**GIVEN EXERCISE:**
Make an exact copy of all the records.

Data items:

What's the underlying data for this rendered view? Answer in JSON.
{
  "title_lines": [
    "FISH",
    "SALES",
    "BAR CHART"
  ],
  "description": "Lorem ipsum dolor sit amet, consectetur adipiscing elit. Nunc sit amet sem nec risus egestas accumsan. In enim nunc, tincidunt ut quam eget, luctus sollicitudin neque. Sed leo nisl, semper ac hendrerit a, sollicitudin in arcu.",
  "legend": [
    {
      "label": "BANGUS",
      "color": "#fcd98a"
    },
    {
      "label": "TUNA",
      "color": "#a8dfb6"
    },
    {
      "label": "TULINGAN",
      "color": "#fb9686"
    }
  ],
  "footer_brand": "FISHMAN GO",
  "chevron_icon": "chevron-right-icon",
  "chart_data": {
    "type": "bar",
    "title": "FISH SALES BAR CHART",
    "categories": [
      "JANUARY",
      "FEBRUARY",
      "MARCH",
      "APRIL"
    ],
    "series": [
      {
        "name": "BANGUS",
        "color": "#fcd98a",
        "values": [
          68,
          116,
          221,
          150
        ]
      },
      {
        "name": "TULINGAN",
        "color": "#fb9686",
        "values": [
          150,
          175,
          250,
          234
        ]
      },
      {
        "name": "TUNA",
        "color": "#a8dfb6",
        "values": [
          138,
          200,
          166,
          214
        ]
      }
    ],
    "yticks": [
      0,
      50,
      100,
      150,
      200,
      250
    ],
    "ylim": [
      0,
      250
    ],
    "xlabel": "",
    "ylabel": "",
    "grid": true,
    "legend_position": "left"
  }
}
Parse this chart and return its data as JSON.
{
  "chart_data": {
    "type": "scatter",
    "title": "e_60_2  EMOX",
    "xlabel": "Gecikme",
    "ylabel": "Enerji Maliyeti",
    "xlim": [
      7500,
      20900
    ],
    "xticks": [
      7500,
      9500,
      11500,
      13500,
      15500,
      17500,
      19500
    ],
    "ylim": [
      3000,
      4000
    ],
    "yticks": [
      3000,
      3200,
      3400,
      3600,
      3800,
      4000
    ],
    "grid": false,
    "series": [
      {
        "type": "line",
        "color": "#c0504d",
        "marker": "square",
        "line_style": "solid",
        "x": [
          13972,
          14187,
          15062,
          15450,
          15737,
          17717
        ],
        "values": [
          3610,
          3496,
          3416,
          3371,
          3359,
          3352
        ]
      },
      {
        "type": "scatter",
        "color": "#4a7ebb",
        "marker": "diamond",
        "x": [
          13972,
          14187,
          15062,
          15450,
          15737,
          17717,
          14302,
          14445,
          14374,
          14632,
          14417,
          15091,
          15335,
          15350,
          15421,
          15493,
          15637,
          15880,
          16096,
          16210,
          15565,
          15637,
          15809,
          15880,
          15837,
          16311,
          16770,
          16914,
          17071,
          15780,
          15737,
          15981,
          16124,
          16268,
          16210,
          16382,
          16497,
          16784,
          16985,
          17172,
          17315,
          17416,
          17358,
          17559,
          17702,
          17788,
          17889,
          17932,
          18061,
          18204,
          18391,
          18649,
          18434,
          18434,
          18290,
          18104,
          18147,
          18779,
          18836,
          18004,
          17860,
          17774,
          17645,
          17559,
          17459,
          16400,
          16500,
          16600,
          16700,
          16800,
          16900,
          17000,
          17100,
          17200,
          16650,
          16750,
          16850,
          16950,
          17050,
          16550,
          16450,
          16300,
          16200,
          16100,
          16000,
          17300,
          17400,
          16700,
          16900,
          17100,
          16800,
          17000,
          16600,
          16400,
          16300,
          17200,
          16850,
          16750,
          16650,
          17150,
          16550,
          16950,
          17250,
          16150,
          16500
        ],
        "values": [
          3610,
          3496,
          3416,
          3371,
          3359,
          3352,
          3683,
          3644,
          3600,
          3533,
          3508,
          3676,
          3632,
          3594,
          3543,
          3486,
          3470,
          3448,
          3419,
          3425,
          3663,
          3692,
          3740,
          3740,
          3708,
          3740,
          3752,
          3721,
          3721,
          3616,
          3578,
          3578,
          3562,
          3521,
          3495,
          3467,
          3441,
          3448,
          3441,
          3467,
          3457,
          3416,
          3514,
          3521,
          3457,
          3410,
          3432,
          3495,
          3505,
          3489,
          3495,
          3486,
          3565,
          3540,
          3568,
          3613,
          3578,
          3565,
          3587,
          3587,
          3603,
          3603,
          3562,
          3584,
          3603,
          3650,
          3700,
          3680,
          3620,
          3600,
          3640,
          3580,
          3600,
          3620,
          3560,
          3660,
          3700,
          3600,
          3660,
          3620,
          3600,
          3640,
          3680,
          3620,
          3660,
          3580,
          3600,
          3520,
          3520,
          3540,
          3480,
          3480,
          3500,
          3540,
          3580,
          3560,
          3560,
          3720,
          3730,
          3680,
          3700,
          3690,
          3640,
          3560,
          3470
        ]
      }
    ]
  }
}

**TASK SOLUTION:**
What's the underlying data for this rendered view? Answer in JSON.
{
  "title_lines": [
    "FISH",
    "SALES",
    "BAR CHART"
  ],
  "description": "Lorem ipsum dolor sit amet, consectetur adipiscing elit. Nunc sit amet sem nec risus egestas accumsan. In enim nunc, tincidunt ut quam eget, luctus sollicitudin neque. Sed leo nisl, semper ac hendrerit a, sollicitudin in arcu.",
  "legend": [
    {
      "label": "BANGUS",
      "color": "#fcd98a"
    },
    {
      "label": "TUNA",
      "color": "#a8dfb6"
    },
    {
      "label": "TULINGAN",
      "color": "#fb9686"
    }
  ],
  "footer_brand": "FISHMAN GO",
  "chevron_icon": "chevron-right-icon",
  "chart_data": {
    "type": "bar",
    "title": "FISH SALES BAR CHART",
    "categories": [
      "JANUARY",
      "FEBRUARY",
      "MARCH",
      "APRIL"
    ],
    "series": [
      {
        "name": "BANGUS",
        "color": "#fcd98a",
        "values": [
          68,
          116,
          221,
          150
        ]
      },
      {
        "name": "TULINGAN",
        "color": "#fb9686",
        "values": [
          150,
          175,
          250,
          234
        ]
      },
      {
        "name": "TUNA",
        "color": "#a8dfb6",
        "values": [
          138,
          200,
          166,
          214
        ]
      }
    ],
    "yticks": [
      0,
      50,
      100,
      150,
      200,
      250
    ],
    "ylim": [
      0,
      250
    ],
    "xlabel": "",
    "ylabel": "",
    "grid": true,
    "legend_position": "left"
  }
}
Parse this chart and return its data as JSON.
{
  "chart_data": {
    "type": "scatter",
    "title": "e_60_2  EMOX",
    "xlabel": "Gecikme",
    "ylabel": "Enerji Maliyeti",
    "xlim": [
      7500,
      20900
    ],
    "xticks": [
      7500,
      9500,
      11500,
      13500,
      15500,
      17500,
      19500
    ],
    "ylim": [
      3000,
      4000
    ],
    "yticks": [
      3000,
      3200,
      3400,
      3600,
      3800,
      4000
    ],
    "grid": false,
    "series": [
      {
        "type": "line",
        "color": "#c0504d",
        "marker": "square",
        "line_style": "solid",
        "x": [
          13972,
          14187,
          15062,
          15450,
          15737,
          17717
        ],
        "values": [
          3610,
          3496,
          3416,
          3371,
          3359,
          3352
        ]
      },
      {
        "type": "scatter",
        "color": "#4a7ebb",
        "marker": "diamond",
        "x": [
          13972,
          14187,
          15062,
          15450,
          15737,
          17717,
          14302,
          14445,
          14374,
          14632,
          14417,
          15091,
          15335,
          15350,
          15421,
          15493,
          15637,
          15880,
          16096,
          16210,
          15565,
          15637,
          15809,
          15880,
          15837,
          16311,
          16770,
          16914,
          17071,
          15780,
          15737,
          15981,
          16124,
          16268,
          16210,
          16382,
          16497,
          16784,
          16985,
          17172,
          17315,
          17416,
          17358,
          17559,
          17702,
          17788,
          17889,
          17932,
          18061,
          18204,
          18391,
          18649,
          18434,
          18434,
          18290,
          18104,
          18147,
          18779,
          18836,
          18004,
          17860,
          17774,
          17645,
          17559,
          17459,
          16400,
          16500,
          16600,
          16700,
          16800,
          16900,
          17000,
          17100,
          17200,
          16650,
          16750,
          16850,
          16950,
          17050,
          16550,
          16450,
          16300,
          16200,
          16100,
          16000,
          17300,
          17400,
          16700,
          16900,
          17100,
          16800,
          17000,
          16600,
          16400,
          16300,
          17200,
          16850,
          16750,
          16650,
          17150,
          16550,
          16950,
          17250,
          16150,
          16500
        ],
        "values": [
          3610,
          3496,
          3416,
          3371,
          3359,
          3352,
          3683,
          3644,
          3600,
          3533,
          3508,
          3676,
          3632,
          3594,
          3543,
          3486,
          3470,
          3448,
          3419,
          3425,
          3663,
          3692,
          3740,
          3740,
          3708,
          3740,
          3752,
          3721,
          3721,
          3616,
          3578,
          3578,
          3562,
          3521,
          3495,
          3467,
          3441,
          3448,
          3441,
          3467,
          3457,
          3416,
          3514,
          3521,
          3457,
          3410,
          3432,
          3495,
          3505,
          3489,
          3495,
          3486,
          3565,
          3540,
          3568,
          3613,
          3578,
          3565,
          3587,
          3587,
          3603,
          3603,
          3562,
          3584,
          3603,
          3650,
          3700,
          3680,
          3620,
          3600,
          3640,
          3580,
          3600,
          3620,
          3560,
          3660,
          3700,
          3600,
          3660,
          3620,
          3600,
          3640,
          3680,
          3620,
          3660,
          3580,
          3600,
          3520,
          3520,
          3540,
          3480,
          3480,
          3500,
          3540,
          3580,
          3560,
          3560,
          3720,
          3730,
          3680,
          3700,
          3690,
          3640,
          3560,
          3470
        ]
      }
    ]
  }
}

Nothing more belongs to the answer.